PROBLEM TO WORK ON:
Tally up the lines where the string "настоящему" appears; reply with the number only.
* Start *
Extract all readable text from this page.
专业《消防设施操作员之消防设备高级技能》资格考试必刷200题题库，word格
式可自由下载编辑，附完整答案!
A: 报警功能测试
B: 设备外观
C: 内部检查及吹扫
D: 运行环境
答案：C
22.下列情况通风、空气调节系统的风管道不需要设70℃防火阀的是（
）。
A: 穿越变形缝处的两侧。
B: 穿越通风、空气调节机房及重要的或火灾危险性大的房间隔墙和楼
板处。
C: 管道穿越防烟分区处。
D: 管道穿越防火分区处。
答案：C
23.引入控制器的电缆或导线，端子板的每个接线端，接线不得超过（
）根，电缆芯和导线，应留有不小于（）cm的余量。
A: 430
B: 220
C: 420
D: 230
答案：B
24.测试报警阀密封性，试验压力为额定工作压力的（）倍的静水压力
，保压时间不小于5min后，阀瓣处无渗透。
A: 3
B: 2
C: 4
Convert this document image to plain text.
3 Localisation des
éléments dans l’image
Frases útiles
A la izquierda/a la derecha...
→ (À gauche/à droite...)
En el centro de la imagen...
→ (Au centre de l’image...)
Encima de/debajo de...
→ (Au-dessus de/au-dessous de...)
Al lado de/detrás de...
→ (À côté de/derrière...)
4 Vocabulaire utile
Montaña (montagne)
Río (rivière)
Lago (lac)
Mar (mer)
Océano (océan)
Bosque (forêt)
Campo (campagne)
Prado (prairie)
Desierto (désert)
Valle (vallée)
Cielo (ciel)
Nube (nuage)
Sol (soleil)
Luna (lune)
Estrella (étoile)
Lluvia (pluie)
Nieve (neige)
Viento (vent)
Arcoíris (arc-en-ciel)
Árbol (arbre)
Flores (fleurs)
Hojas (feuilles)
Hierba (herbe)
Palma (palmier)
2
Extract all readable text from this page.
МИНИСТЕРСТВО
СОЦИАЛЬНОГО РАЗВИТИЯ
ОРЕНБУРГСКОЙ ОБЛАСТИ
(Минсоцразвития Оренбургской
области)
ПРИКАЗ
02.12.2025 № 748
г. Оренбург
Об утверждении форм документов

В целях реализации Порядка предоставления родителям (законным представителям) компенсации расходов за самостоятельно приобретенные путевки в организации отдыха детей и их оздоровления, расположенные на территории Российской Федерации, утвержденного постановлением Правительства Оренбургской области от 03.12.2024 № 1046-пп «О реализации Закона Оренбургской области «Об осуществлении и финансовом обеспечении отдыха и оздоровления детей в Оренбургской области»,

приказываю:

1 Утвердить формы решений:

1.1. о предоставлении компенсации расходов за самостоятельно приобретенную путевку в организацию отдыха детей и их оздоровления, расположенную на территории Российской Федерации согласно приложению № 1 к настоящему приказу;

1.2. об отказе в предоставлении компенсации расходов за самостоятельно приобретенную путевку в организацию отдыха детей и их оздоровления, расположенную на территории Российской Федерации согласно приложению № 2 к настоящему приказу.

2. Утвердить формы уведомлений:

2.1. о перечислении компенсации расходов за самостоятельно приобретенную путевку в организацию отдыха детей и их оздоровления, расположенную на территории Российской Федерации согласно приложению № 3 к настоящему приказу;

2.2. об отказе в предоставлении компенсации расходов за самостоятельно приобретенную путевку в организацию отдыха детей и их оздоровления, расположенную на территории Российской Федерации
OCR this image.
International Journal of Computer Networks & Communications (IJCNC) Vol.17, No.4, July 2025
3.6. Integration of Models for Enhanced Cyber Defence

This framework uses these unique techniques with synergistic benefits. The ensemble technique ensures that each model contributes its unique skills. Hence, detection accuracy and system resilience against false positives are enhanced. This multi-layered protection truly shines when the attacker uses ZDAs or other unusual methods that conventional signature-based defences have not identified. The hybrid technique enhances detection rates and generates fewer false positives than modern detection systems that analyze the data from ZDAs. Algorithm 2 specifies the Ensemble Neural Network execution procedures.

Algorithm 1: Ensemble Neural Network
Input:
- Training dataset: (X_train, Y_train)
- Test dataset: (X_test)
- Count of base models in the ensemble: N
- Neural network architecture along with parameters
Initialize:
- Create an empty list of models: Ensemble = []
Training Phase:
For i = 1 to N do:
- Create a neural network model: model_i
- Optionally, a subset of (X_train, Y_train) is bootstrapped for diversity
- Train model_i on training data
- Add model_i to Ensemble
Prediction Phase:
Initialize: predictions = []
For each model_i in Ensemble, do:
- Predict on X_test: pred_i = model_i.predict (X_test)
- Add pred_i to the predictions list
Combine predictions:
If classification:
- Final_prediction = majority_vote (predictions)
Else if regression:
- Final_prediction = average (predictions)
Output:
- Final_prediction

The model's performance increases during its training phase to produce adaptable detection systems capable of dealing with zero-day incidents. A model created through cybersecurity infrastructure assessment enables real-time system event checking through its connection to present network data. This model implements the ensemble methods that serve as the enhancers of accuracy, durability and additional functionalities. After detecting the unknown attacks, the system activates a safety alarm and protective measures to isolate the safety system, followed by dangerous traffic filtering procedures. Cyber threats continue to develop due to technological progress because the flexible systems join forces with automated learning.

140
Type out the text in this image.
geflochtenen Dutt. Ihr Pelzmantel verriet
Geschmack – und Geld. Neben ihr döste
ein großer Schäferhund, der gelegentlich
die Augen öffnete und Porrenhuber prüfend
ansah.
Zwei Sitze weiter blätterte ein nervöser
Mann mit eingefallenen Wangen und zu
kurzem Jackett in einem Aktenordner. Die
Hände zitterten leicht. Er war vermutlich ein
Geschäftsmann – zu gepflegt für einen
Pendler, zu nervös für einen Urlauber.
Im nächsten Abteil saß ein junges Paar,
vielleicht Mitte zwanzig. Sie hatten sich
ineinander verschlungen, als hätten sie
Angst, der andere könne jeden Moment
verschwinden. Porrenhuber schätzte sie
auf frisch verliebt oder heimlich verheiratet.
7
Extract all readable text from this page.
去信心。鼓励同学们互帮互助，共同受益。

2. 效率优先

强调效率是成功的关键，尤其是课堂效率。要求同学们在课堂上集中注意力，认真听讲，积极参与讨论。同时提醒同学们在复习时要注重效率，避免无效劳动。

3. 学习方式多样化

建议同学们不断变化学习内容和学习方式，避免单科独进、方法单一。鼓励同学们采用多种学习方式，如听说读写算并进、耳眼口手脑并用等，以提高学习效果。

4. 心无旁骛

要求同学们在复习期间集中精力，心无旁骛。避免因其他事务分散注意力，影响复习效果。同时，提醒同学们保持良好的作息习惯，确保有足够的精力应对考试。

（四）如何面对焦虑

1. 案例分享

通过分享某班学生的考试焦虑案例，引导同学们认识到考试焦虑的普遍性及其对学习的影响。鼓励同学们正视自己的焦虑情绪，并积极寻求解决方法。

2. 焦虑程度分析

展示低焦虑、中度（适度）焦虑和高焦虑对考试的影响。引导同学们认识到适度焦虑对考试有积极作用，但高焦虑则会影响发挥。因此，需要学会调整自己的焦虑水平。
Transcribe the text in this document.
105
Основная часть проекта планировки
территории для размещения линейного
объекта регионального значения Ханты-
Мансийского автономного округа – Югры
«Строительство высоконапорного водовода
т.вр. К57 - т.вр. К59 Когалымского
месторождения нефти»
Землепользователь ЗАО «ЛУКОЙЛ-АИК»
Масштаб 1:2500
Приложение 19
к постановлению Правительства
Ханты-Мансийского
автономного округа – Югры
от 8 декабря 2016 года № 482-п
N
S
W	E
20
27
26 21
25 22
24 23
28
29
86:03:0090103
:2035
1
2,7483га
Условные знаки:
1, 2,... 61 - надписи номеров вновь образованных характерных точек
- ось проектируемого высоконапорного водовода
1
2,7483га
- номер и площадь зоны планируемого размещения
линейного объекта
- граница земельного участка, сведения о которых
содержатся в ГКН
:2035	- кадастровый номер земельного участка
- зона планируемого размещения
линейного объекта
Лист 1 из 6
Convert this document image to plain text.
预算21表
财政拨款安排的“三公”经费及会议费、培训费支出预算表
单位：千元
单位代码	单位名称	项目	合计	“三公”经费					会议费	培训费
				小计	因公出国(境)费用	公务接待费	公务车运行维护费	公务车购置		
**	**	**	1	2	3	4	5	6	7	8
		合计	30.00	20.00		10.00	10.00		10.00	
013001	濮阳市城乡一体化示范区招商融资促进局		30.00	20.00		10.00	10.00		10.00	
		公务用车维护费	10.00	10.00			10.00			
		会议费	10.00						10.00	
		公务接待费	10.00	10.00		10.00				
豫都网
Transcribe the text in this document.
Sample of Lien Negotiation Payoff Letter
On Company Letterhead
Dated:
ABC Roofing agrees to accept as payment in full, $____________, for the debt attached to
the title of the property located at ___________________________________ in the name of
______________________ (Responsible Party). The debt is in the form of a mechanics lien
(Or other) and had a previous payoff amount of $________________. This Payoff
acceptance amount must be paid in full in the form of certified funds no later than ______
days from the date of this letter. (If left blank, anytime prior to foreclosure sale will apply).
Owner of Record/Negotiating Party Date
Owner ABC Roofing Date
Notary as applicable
* End *
FINAL RESULT:
3